Exercise aim => Look over the lines below. Report each one that includes the string "allowing".

** START OF Record set **

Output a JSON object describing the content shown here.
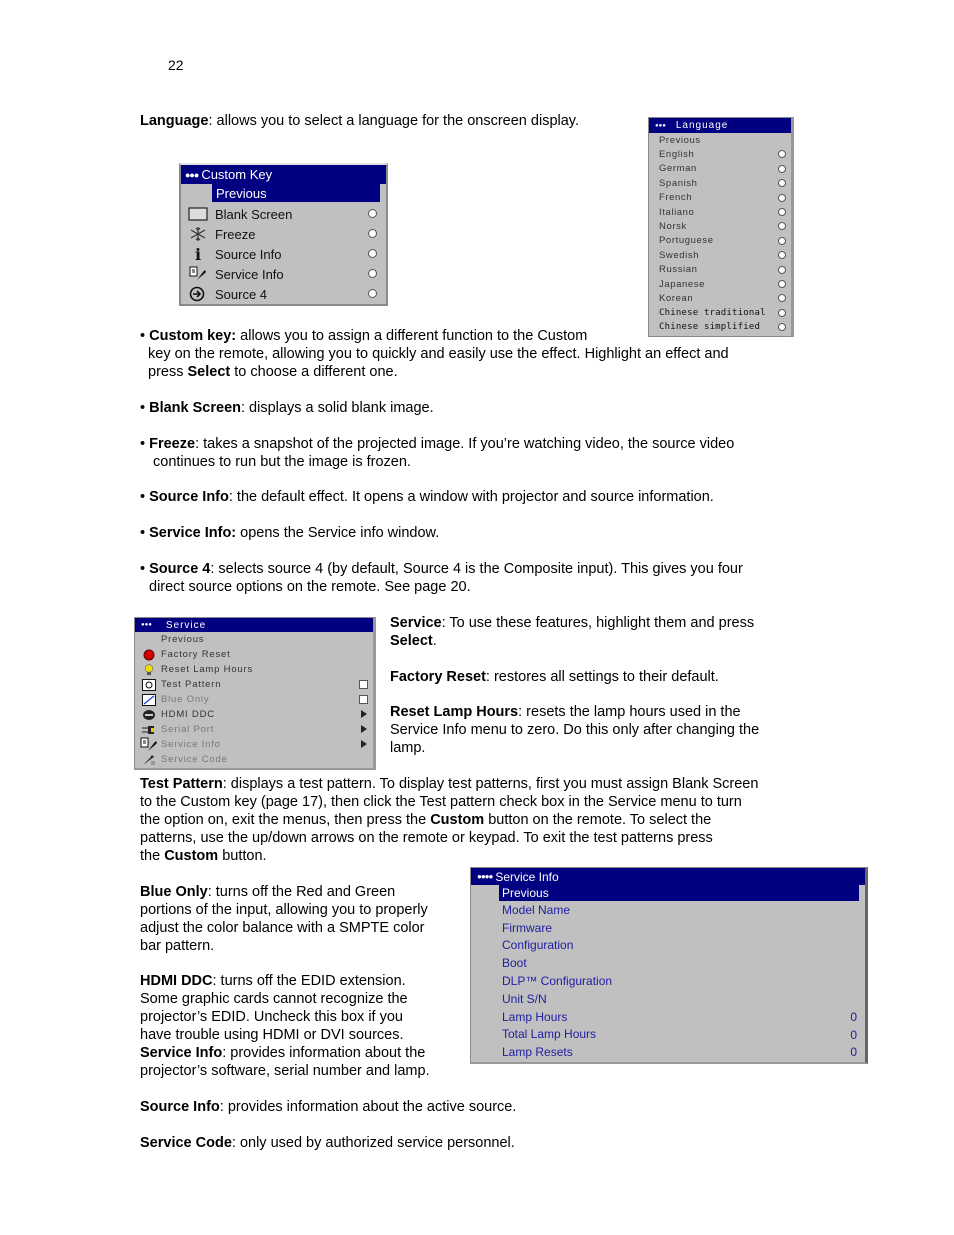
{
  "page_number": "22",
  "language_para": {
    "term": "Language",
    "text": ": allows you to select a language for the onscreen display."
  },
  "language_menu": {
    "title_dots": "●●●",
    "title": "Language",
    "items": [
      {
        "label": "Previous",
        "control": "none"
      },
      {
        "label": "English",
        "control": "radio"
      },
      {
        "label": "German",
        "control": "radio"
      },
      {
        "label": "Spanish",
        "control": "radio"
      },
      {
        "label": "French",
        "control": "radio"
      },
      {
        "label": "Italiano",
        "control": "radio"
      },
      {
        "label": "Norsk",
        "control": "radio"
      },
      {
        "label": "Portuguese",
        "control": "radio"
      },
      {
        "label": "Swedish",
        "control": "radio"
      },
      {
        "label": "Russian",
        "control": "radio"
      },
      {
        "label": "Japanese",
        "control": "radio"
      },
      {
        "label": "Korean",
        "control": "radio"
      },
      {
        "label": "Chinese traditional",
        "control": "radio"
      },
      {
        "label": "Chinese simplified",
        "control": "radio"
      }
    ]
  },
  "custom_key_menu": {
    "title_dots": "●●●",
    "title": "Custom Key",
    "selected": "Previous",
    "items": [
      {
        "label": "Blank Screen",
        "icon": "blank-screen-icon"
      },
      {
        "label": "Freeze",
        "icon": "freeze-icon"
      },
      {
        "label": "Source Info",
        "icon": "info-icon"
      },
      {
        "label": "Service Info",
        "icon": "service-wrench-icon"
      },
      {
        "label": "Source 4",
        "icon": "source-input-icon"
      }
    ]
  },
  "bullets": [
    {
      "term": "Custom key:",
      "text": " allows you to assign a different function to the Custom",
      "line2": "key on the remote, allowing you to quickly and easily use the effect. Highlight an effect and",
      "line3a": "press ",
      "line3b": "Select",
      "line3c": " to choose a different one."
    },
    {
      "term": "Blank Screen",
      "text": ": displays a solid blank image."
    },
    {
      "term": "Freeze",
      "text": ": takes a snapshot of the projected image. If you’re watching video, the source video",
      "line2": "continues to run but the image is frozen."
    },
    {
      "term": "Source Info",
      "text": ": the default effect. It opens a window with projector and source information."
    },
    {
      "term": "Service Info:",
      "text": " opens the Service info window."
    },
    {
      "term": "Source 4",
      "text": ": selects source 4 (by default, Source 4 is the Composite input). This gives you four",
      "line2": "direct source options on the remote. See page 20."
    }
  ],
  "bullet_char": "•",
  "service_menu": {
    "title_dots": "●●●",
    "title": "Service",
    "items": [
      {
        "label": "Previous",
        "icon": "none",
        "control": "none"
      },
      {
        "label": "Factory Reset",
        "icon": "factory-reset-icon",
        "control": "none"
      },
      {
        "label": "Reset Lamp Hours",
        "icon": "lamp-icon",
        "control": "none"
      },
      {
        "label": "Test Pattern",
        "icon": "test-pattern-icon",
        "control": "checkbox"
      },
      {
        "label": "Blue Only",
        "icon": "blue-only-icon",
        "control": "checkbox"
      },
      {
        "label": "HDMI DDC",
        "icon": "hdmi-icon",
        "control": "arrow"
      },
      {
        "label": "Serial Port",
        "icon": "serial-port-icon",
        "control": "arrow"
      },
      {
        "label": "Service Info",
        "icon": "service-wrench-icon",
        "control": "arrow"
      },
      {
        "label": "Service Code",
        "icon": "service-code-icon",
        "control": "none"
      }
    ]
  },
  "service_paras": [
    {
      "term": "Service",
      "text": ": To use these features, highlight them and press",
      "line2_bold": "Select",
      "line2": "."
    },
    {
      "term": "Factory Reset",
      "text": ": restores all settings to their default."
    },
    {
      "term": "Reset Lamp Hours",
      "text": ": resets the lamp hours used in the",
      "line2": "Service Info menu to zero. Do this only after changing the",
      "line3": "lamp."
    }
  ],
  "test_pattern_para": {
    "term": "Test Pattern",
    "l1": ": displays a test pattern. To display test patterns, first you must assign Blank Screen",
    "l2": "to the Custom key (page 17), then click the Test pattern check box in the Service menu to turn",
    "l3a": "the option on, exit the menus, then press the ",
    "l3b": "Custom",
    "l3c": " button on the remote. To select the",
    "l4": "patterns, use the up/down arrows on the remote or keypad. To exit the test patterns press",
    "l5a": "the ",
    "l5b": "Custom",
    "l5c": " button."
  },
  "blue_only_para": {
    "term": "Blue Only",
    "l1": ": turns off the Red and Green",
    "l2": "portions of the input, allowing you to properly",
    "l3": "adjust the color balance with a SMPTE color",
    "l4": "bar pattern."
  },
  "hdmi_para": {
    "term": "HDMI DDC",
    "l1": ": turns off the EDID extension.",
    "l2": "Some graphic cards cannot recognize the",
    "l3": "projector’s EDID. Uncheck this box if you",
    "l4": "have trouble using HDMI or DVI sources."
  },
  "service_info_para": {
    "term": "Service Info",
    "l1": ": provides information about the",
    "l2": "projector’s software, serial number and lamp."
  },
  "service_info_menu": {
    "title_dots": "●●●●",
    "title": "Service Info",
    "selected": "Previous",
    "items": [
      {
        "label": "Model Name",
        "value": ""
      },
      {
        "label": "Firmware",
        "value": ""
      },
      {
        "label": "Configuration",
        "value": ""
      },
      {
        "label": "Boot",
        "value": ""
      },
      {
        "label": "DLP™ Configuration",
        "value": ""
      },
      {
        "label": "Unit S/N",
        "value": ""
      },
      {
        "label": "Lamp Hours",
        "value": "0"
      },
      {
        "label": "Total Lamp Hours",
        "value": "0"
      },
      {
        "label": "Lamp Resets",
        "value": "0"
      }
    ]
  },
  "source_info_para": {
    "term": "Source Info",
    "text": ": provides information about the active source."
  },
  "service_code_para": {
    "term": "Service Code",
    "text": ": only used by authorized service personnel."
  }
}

** END OF Record set **

Right answer =>
      "line2": "key on the remote, allowing you to quickly and easily use the effect. Highlight an effect and",
    "l2": "portions of the input, allowing you to properly",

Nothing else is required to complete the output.